▶ What you are asked to do:
Exactly repeat the full listing that follows.

▶ Working data:
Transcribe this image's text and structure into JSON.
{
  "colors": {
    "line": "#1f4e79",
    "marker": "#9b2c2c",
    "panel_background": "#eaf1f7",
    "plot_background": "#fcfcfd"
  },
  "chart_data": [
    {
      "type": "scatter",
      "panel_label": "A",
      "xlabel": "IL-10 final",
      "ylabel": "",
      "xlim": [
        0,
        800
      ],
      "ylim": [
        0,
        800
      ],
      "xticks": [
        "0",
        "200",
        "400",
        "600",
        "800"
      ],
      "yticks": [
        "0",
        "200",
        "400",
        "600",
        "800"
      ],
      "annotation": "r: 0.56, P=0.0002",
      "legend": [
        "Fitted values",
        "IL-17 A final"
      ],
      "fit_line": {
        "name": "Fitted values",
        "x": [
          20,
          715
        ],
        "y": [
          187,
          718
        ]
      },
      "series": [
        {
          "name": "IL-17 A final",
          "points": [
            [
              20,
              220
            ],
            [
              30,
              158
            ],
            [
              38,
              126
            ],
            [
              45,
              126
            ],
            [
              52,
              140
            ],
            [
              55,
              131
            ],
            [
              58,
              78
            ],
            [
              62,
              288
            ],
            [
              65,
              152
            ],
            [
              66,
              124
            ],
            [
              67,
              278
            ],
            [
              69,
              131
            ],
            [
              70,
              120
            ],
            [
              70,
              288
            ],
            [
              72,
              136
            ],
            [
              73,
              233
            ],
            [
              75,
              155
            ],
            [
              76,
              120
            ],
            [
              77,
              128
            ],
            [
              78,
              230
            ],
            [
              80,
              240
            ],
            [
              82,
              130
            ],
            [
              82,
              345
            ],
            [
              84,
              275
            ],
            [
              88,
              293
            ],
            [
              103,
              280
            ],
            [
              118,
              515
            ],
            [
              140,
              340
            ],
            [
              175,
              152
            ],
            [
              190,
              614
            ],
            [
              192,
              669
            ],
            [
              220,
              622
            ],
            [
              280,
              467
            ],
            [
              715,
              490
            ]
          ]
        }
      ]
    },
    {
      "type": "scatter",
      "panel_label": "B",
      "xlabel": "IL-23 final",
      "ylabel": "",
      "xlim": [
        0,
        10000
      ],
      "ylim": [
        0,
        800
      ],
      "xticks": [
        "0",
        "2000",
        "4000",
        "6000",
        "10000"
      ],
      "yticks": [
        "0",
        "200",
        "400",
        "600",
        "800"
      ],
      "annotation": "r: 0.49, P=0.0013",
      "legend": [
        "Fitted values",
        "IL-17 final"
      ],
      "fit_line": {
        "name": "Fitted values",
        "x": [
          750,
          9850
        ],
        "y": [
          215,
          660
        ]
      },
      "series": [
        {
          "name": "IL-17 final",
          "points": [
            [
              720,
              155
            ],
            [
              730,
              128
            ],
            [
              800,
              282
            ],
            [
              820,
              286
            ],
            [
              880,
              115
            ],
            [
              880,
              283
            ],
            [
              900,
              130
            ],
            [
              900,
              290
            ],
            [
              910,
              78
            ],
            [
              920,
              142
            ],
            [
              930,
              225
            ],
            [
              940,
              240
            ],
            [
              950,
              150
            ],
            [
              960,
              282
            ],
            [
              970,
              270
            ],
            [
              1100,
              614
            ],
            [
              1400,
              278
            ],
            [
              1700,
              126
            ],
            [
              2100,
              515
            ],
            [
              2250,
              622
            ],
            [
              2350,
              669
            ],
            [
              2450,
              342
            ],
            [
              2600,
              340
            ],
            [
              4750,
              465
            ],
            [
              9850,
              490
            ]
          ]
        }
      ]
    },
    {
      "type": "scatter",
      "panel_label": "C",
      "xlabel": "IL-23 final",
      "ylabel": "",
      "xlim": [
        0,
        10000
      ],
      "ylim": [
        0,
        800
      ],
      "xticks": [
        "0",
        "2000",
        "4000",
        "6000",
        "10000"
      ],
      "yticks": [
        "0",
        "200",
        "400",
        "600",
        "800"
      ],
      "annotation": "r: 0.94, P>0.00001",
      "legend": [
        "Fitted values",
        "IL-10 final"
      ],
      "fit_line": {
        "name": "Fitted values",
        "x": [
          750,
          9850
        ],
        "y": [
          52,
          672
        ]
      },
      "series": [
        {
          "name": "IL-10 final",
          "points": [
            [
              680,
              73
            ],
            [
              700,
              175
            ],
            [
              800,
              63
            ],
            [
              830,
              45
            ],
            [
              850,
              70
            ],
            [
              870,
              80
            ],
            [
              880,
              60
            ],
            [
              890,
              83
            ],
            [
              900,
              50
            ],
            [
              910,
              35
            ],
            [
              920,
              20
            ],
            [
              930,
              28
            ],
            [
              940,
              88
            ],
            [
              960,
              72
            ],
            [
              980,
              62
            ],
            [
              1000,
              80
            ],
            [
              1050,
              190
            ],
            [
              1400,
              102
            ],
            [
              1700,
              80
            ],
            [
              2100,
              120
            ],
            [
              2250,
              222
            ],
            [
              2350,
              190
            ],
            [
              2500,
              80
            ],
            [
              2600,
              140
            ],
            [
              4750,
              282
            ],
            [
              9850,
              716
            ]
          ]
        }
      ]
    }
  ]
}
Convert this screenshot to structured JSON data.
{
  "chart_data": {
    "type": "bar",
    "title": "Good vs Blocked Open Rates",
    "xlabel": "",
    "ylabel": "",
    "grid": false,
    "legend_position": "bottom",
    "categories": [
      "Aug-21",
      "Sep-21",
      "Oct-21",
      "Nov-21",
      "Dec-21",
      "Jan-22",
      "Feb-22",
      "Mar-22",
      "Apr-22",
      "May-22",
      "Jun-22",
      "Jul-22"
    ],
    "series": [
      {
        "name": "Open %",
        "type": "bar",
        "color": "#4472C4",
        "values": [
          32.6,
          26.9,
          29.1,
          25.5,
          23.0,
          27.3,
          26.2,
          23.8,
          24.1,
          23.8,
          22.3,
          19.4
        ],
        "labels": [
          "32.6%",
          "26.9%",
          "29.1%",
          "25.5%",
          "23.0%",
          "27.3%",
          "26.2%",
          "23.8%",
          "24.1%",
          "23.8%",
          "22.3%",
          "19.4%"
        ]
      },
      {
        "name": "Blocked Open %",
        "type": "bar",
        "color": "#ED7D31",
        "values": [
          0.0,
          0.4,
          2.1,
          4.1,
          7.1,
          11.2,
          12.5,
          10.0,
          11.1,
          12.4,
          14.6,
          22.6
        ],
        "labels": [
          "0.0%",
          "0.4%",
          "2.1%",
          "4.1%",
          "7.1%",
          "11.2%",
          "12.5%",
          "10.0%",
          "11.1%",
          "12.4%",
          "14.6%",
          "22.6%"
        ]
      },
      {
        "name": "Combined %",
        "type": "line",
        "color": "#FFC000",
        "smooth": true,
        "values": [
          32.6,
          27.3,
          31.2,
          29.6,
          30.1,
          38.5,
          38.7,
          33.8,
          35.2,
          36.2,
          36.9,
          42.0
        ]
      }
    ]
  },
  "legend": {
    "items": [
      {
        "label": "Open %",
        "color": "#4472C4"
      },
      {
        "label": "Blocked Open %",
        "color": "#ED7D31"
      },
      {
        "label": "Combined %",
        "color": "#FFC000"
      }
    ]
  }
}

▶ Exercise output:
Transcribe this image's text and structure into JSON.
{
  "colors": {
    "line": "#1f4e79",
    "marker": "#9b2c2c",
    "panel_background": "#eaf1f7",
    "plot_background": "#fcfcfd"
  },
  "chart_data": [
    {
      "type": "scatter",
      "panel_label": "A",
      "xlabel": "IL-10 final",
      "ylabel": "",
      "xlim": [
        0,
        800
      ],
      "ylim": [
        0,
        800
      ],
      "xticks": [
        "0",
        "200",
        "400",
        "600",
        "800"
      ],
      "yticks": [
        "0",
        "200",
        "400",
        "600",
        "800"
      ],
      "annotation": "r: 0.56, P=0.0002",
      "legend": [
        "Fitted values",
        "IL-17 A final"
      ],
      "fit_line": {
        "name": "Fitted values",
        "x": [
          20,
          715
        ],
        "y": [
          187,
          718
        ]
      },
      "series": [
        {
          "name": "IL-17 A final",
          "points": [
            [
              20,
              220
            ],
            [
              30,
              158
            ],
            [
              38,
              126
            ],
            [
              45,
              126
            ],
            [
              52,
              140
            ],
            [
              55,
              131
            ],
            [
              58,
              78
            ],
            [
              62,
              288
            ],
            [
              65,
              152
            ],
            [
              66,
              124
            ],
            [
              67,
              278
            ],
            [
              69,
              131
            ],
            [
              70,
              120
            ],
            [
              70,
              288
            ],
            [
              72,
              136
            ],
            [
              73,
              233
            ],
            [
              75,
              155
            ],
            [
              76,
              120
            ],
            [
              77,
              128
            ],
            [
              78,
              230
            ],
            [
              80,
              240
            ],
            [
              82,
              130
            ],
            [
              82,
              345
            ],
            [
              84,
              275
            ],
            [
              88,
              293
            ],
            [
              103,
              280
            ],
            [
              118,
              515
            ],
            [
              140,
              340
            ],
            [
              175,
              152
            ],
            [
              190,
              614
            ],
            [
              192,
              669
            ],
            [
              220,
              622
            ],
            [
              280,
              467
            ],
            [
              715,
              490
            ]
          ]
        }
      ]
    },
    {
      "type": "scatter",
      "panel_label": "B",
      "xlabel": "IL-23 final",
      "ylabel": "",
      "xlim": [
        0,
        10000
      ],
      "ylim": [
        0,
        800
      ],
      "xticks": [
        "0",
        "2000",
        "4000",
        "6000",
        "10000"
      ],
      "yticks": [
        "0",
        "200",
        "400",
        "600",
        "800"
      ],
      "annotation": "r: 0.49, P=0.0013",
      "legend": [
        "Fitted values",
        "IL-17 final"
      ],
      "fit_line": {
        "name": "Fitted values",
        "x": [
          750,
          9850
        ],
        "y": [
          215,
          660
        ]
      },
      "series": [
        {
          "name": "IL-17 final",
          "points": [
            [
              720,
              155
            ],
            [
              730,
              128
            ],
            [
              800,
              282
            ],
            [
              820,
              286
            ],
            [
              880,
              115
            ],
            [
              880,
              283
            ],
            [
              900,
              130
            ],
            [
              900,
              290
            ],
            [
              910,
              78
            ],
            [
              920,
              142
            ],
            [
              930,
              225
            ],
            [
              940,
              240
            ],
            [
              950,
              150
            ],
            [
              960,
              282
            ],
            [
              970,
              270
            ],
            [
              1100,
              614
            ],
            [
              1400,
              278
            ],
            [
              1700,
              126
            ],
            [
              2100,
              515
            ],
            [
              2250,
              622
            ],
            [
              2350,
              669
            ],
            [
              2450,
              342
            ],
            [
              2600,
              340
            ],
            [
              4750,
              465
            ],
            [
              9850,
              490
            ]
          ]
        }
      ]
    },
    {
      "type": "scatter",
      "panel_label": "C",
      "xlabel": "IL-23 final",
      "ylabel": "",
      "xlim": [
        0,
        10000
      ],
      "ylim": [
        0,
        800
      ],
      "xticks": [
        "0",
        "2000",
        "4000",
        "6000",
        "10000"
      ],
      "yticks": [
        "0",
        "200",
        "400",
        "600",
        "800"
      ],
      "annotation": "r: 0.94, P>0.00001",
      "legend": [
        "Fitted values",
        "IL-10 final"
      ],
      "fit_line": {
        "name": "Fitted values",
        "x": [
          750,
          9850
        ],
        "y": [
          52,
          672
        ]
      },
      "series": [
        {
          "name": "IL-10 final",
          "points": [
            [
              680,
              73
            ],
            [
              700,
              175
            ],
            [
              800,
              63
            ],
            [
              830,
              45
            ],
            [
              850,
              70
            ],
            [
              870,
              80
            ],
            [
              880,
              60
            ],
            [
              890,
              83
            ],
            [
              900,
              50
            ],
            [
              910,
              35
            ],
            [
              920,
              20
            ],
            [
              930,
              28
            ],
            [
              940,
              88
            ],
            [
              960,
              72
            ],
            [
              980,
              62
            ],
            [
              1000,
              80
            ],
            [
              1050,
              190
            ],
            [
              1400,
              102
            ],
            [
              1700,
              80
            ],
            [
              2100,
              120
            ],
            [
              2250,
              222
            ],
            [
              2350,
              190
            ],
            [
              2500,
              80
            ],
            [
              2600,
              140
            ],
            [
              4750,
              282
            ],
            [
              9850,
              716
            ]
          ]
        }
      ]
    }
  ]
}
Convert this screenshot to structured JSON data.
{
  "chart_data": {
    "type": "bar",
    "title": "Good vs Blocked Open Rates",
    "xlabel": "",
    "ylabel": "",
    "grid": false,
    "legend_position": "bottom",
    "categories": [
      "Aug-21",
      "Sep-21",
      "Oct-21",
      "Nov-21",
      "Dec-21",
      "Jan-22",
      "Feb-22",
      "Mar-22",
      "Apr-22",
      "May-22",
      "Jun-22",
      "Jul-22"
    ],
    "series": [
      {
        "name": "Open %",
        "type": "bar",
        "color": "#4472C4",
        "values": [
          32.6,
          26.9,
          29.1,
          25.5,
          23.0,
          27.3,
          26.2,
          23.8,
          24.1,
          23.8,
          22.3,
          19.4
        ],
        "labels": [
          "32.6%",
          "26.9%",
          "29.1%",
          "25.5%",
          "23.0%",
          "27.3%",
          "26.2%",
          "23.8%",
          "24.1%",
          "23.8%",
          "22.3%",
          "19.4%"
        ]
      },
      {
        "name": "Blocked Open %",
        "type": "bar",
        "color": "#ED7D31",
        "values": [
          0.0,
          0.4,
          2.1,
          4.1,
          7.1,
          11.2,
          12.5,
          10.0,
          11.1,
          12.4,
          14.6,
          22.6
        ],
        "labels": [
          "0.0%",
          "0.4%",
          "2.1%",
          "4.1%",
          "7.1%",
          "11.2%",
          "12.5%",
          "10.0%",
          "11.1%",
          "12.4%",
          "14.6%",
          "22.6%"
        ]
      },
      {
        "name": "Combined %",
        "type": "line",
        "color": "#FFC000",
        "smooth": true,
        "values": [
          32.6,
          27.3,
          31.2,
          29.6,
          30.1,
          38.5,
          38.7,
          33.8,
          35.2,
          36.2,
          36.9,
          42.0
        ]
      }
    ]
  },
  "legend": {
    "items": [
      {
        "label": "Open %",
        "color": "#4472C4"
      },
      {
        "label": "Blocked Open %",
        "color": "#ED7D31"
      },
      {
        "label": "Combined %",
        "color": "#FFC000"
      }
    ]
  }
}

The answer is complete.